# RECORD EXTRACTS
--*--

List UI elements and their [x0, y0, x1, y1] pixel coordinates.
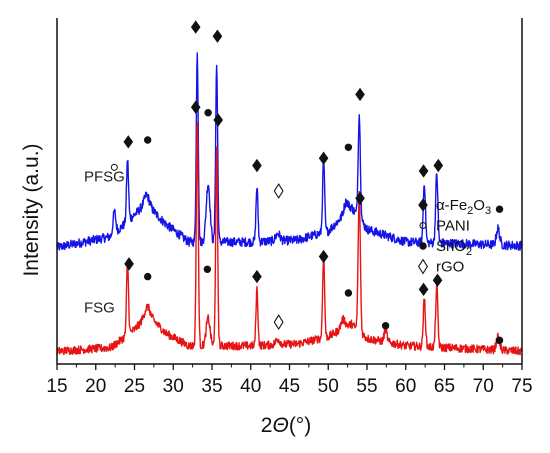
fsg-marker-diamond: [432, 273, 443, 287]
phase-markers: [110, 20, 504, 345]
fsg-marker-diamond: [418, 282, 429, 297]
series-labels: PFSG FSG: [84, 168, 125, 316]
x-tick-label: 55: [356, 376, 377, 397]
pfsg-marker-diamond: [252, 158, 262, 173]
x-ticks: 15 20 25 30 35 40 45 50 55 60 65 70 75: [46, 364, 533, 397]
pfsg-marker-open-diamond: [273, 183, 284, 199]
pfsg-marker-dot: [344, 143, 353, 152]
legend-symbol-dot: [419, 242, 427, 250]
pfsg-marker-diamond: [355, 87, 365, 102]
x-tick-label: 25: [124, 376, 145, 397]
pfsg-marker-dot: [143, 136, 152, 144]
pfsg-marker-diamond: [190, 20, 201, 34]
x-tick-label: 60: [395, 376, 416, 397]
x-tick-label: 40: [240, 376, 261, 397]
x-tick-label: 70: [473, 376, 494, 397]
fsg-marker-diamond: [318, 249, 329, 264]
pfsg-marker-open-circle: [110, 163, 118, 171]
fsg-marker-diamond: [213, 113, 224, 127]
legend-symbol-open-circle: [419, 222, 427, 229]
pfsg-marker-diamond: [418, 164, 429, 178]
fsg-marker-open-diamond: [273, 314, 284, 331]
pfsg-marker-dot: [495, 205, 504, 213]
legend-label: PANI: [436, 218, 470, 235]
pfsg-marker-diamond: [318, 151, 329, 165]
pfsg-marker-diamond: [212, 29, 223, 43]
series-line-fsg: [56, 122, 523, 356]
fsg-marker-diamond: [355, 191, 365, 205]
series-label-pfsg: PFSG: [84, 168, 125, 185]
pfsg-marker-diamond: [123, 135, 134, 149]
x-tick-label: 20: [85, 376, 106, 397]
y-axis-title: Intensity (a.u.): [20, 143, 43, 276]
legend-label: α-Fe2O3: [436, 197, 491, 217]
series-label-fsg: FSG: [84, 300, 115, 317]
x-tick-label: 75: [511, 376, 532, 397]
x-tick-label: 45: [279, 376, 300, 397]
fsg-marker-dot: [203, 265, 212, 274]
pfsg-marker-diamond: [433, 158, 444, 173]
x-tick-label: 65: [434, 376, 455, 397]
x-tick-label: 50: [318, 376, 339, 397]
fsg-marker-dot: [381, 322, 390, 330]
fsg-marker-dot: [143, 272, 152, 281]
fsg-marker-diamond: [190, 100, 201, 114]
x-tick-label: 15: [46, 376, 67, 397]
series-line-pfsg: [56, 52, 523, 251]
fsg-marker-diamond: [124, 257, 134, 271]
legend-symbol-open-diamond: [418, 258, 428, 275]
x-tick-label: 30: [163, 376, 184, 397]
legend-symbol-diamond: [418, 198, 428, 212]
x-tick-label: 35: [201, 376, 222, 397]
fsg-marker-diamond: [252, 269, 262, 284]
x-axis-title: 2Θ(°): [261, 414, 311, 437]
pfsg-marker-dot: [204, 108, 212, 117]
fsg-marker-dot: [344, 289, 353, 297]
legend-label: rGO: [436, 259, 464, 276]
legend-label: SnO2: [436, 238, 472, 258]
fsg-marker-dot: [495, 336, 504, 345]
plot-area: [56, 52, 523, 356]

--*--

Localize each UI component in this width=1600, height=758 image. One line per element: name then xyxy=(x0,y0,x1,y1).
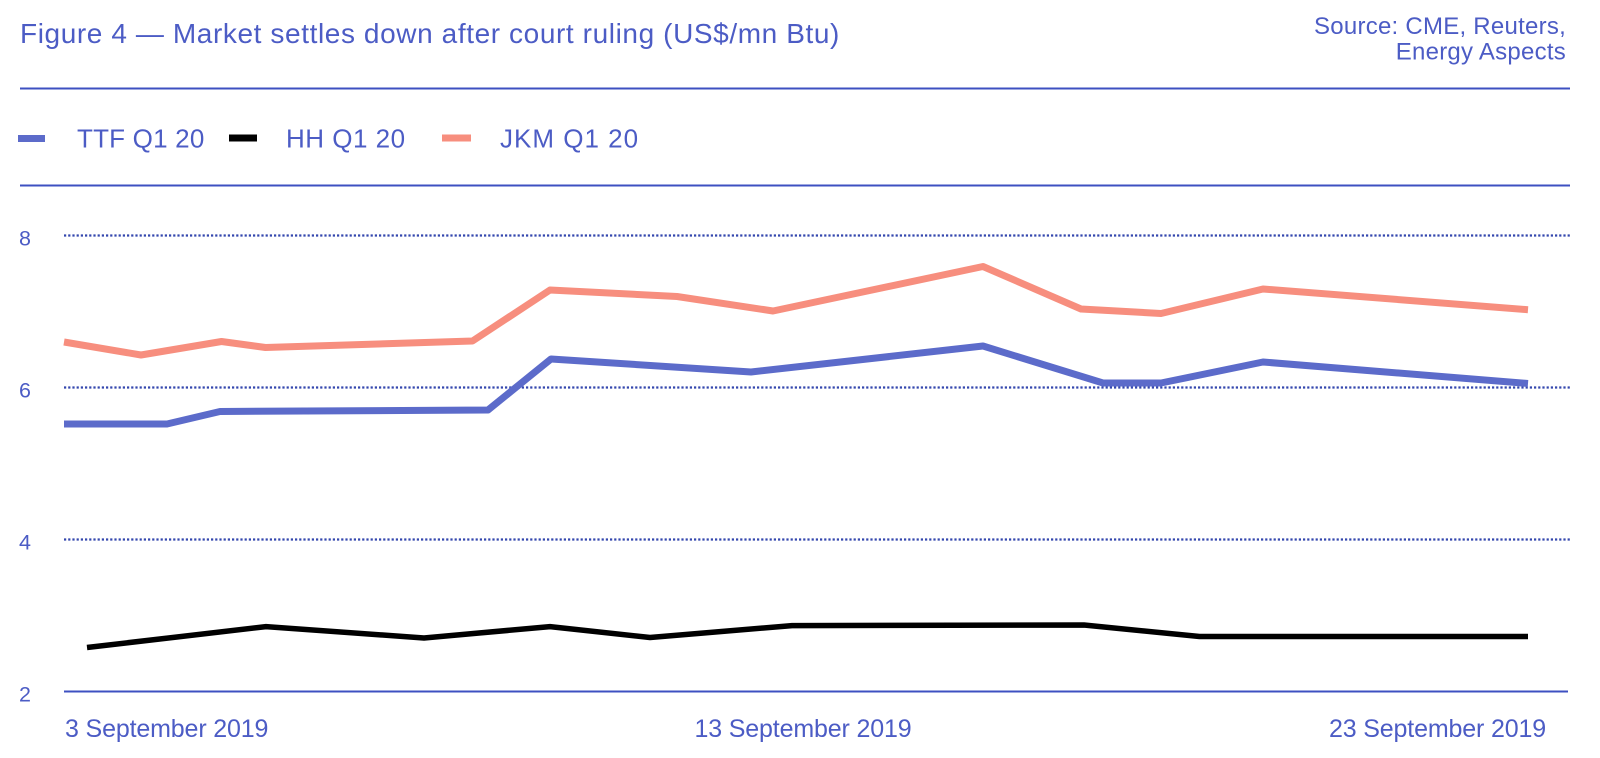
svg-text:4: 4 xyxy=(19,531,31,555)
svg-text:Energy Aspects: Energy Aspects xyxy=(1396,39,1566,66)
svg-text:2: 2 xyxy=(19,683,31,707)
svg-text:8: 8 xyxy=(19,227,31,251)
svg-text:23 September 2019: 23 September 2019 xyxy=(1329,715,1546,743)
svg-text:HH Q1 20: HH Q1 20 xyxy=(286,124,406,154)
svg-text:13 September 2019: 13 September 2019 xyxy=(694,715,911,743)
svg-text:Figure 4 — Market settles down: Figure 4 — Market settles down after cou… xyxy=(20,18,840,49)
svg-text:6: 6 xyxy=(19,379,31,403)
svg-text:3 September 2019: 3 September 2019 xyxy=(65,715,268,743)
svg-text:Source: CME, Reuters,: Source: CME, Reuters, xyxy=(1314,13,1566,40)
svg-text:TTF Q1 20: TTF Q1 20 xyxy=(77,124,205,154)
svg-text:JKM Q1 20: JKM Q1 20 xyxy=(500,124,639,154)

--*--

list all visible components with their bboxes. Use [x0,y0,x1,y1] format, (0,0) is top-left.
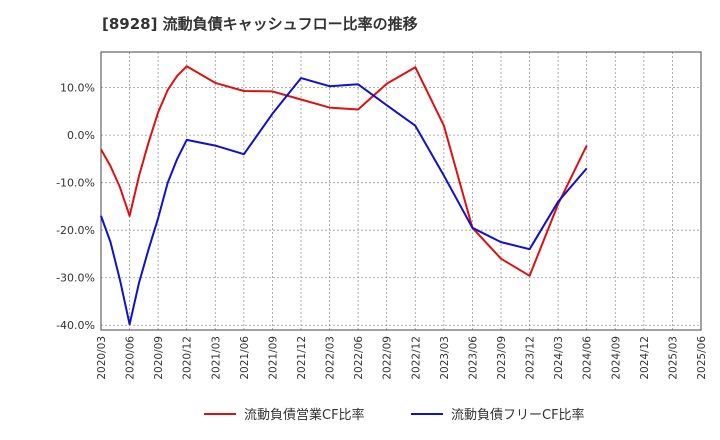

--*--

# WHAT THE TASK REQUIRES
Copy out the stretch of the listing from the line that contains "List UI elements" through the line that contains "pfsg-marker-open-diamond: [273, 183, 284, 199]", leaving the pictures out of your answer.

# SOLUTION FOR THIS EXERCISE
List UI elements and their [x0, y0, x1, y1] pixel coordinates.
fsg-marker-diamond: [432, 273, 443, 287]
phase-markers: [110, 20, 504, 345]
fsg-marker-diamond: [418, 282, 429, 297]
series-labels: PFSG FSG: [84, 168, 125, 316]
x-tick-label: 55: [356, 376, 377, 397]
pfsg-marker-diamond: [252, 158, 262, 173]
x-ticks: 15 20 25 30 35 40 45 50 55 60 65 70 75: [46, 364, 533, 397]
pfsg-marker-open-diamond: [273, 183, 284, 199]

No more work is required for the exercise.